Your instructions:
Repeat the lines beginning at the one with "What does this" and running to the end of the material, keeping the first and last of them, exactly as they appear.

Extracted data entries:
◆ ◆ ◆ ◆ ◆

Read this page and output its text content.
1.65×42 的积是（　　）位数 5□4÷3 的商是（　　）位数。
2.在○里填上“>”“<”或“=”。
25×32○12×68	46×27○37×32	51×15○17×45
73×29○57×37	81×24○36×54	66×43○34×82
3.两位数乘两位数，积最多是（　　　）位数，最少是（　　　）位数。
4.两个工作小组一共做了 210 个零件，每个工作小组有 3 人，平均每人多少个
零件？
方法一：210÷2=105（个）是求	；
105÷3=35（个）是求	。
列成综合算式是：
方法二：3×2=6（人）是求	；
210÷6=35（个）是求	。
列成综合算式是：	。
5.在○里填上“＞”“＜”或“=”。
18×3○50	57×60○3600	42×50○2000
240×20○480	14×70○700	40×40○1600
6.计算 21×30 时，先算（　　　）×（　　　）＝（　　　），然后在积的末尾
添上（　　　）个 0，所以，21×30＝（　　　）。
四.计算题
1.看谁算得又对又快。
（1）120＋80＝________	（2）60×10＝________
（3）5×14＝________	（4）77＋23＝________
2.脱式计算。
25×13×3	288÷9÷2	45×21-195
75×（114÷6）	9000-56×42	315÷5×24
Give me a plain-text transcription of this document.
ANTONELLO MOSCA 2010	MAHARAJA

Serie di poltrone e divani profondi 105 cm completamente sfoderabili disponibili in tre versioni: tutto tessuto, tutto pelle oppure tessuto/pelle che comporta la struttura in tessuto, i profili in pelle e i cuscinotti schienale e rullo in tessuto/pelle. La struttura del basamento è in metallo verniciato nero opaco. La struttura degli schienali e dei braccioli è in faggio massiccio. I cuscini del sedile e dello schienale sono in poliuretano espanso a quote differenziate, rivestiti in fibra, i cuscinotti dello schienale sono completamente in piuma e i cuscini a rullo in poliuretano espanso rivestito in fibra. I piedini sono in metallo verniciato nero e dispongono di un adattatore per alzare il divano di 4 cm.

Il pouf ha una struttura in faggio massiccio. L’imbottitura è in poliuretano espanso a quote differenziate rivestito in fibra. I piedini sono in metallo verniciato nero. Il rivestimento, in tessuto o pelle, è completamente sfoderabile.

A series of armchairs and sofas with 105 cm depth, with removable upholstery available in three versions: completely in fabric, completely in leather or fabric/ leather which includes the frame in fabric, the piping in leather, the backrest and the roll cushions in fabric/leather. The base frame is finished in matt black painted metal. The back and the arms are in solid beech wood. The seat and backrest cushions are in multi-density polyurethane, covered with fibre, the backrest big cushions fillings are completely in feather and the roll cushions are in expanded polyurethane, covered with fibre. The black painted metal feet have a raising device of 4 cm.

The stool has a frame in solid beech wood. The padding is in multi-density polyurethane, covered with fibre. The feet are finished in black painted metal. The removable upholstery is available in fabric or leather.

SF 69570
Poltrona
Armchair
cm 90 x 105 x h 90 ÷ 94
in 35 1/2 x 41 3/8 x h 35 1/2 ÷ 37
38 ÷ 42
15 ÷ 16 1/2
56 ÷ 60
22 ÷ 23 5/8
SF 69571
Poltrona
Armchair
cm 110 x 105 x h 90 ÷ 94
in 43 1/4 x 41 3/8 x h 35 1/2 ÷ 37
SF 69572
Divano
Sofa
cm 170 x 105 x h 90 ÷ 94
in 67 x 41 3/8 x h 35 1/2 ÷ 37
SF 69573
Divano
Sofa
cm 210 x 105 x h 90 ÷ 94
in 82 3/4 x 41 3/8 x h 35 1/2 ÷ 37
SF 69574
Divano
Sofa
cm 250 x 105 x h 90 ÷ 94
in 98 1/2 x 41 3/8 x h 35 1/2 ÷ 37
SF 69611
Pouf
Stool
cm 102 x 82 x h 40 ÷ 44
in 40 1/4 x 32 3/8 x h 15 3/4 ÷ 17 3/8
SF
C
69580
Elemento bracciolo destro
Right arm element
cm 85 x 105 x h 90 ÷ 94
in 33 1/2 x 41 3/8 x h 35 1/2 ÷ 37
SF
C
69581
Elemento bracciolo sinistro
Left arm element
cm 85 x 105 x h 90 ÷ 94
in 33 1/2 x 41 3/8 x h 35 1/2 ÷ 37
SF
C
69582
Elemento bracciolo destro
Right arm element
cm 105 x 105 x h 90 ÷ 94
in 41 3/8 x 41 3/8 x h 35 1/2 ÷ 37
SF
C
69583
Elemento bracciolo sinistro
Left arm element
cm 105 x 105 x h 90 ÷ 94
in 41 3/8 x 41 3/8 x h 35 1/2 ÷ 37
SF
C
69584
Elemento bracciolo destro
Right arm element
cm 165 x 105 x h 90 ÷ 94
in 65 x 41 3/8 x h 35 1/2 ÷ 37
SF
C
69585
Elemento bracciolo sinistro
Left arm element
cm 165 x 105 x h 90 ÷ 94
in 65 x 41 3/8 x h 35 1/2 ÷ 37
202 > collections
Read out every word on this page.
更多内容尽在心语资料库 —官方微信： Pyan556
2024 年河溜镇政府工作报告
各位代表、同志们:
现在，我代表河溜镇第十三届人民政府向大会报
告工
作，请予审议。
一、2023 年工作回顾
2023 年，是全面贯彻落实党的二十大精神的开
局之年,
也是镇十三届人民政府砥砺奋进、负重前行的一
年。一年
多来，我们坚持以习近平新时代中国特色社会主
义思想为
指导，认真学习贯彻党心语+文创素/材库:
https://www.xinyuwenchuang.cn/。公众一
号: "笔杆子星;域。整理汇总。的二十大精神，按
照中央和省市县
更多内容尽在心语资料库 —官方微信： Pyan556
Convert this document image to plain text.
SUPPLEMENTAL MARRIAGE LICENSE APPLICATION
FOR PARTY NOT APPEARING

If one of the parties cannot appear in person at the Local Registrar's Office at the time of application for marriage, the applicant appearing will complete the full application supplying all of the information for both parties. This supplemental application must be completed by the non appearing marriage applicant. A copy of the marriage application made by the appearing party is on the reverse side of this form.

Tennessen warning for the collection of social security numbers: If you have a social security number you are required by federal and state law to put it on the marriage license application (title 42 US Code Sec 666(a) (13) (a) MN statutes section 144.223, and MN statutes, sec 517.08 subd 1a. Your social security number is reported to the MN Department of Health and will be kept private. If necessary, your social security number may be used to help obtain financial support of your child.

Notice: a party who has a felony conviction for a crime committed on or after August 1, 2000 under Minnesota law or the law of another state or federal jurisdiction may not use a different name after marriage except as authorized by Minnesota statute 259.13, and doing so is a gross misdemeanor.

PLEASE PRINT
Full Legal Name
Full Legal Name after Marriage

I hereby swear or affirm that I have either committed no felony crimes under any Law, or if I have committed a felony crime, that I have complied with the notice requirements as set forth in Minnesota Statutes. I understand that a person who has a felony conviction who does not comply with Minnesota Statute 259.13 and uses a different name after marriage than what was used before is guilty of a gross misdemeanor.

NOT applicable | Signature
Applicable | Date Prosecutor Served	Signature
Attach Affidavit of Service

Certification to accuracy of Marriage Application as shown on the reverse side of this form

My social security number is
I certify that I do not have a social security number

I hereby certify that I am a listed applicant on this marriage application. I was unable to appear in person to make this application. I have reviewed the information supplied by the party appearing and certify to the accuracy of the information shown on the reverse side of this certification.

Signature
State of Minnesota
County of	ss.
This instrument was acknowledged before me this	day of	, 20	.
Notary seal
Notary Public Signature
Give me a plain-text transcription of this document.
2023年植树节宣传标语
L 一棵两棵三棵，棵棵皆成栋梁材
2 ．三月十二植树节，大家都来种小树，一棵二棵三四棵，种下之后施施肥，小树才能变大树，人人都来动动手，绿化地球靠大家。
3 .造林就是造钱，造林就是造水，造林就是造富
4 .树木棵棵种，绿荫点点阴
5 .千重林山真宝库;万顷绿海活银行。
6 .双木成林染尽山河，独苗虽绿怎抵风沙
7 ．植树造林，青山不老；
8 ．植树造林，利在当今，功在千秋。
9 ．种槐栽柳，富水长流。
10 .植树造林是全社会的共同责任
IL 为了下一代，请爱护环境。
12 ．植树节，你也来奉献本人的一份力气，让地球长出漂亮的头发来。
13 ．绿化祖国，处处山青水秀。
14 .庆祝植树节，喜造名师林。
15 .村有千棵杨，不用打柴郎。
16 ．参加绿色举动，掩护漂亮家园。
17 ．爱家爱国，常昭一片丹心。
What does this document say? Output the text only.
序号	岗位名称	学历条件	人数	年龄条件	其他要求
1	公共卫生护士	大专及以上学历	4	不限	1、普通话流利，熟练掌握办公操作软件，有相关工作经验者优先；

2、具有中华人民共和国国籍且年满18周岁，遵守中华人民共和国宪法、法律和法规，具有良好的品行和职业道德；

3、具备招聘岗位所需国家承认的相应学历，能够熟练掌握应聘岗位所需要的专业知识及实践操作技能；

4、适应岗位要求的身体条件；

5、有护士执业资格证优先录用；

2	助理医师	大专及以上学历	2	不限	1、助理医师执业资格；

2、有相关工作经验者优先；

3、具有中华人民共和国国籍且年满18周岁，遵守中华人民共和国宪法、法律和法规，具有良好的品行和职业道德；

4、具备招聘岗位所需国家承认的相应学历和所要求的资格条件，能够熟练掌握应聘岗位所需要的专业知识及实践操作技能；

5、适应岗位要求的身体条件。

◆ ◆ ◆ ◆ ◆

Response below:
What does this document say? Output the text only.
序号	岗位名称	学历条件	人数	年龄条件	其他要求
1	公共卫生护士	大专及以上学历	4	不限	1、普通话流利，熟练掌握办公操作软件，有相关工作经验者优先；

2、具有中华人民共和国国籍且年满18周岁，遵守中华人民共和国宪法、法律和法规，具有良好的品行和职业道德；

3、具备招聘岗位所需国家承认的相应学历，能够熟练掌握应聘岗位所需要的专业知识及实践操作技能；

4、适应岗位要求的身体条件；

5、有护士执业资格证优先录用；

2	助理医师	大专及以上学历	2	不限	1、助理医师执业资格；

2、有相关工作经验者优先；

3、具有中华人民共和国国籍且年满18周岁，遵守中华人民共和国宪法、法律和法规，具有良好的品行和职业道德；

4、具备招聘岗位所需国家承认的相应学历和所要求的资格条件，能够熟练掌握应聘岗位所需要的专业知识及实践操作技能；

5、适应岗位要求的身体条件。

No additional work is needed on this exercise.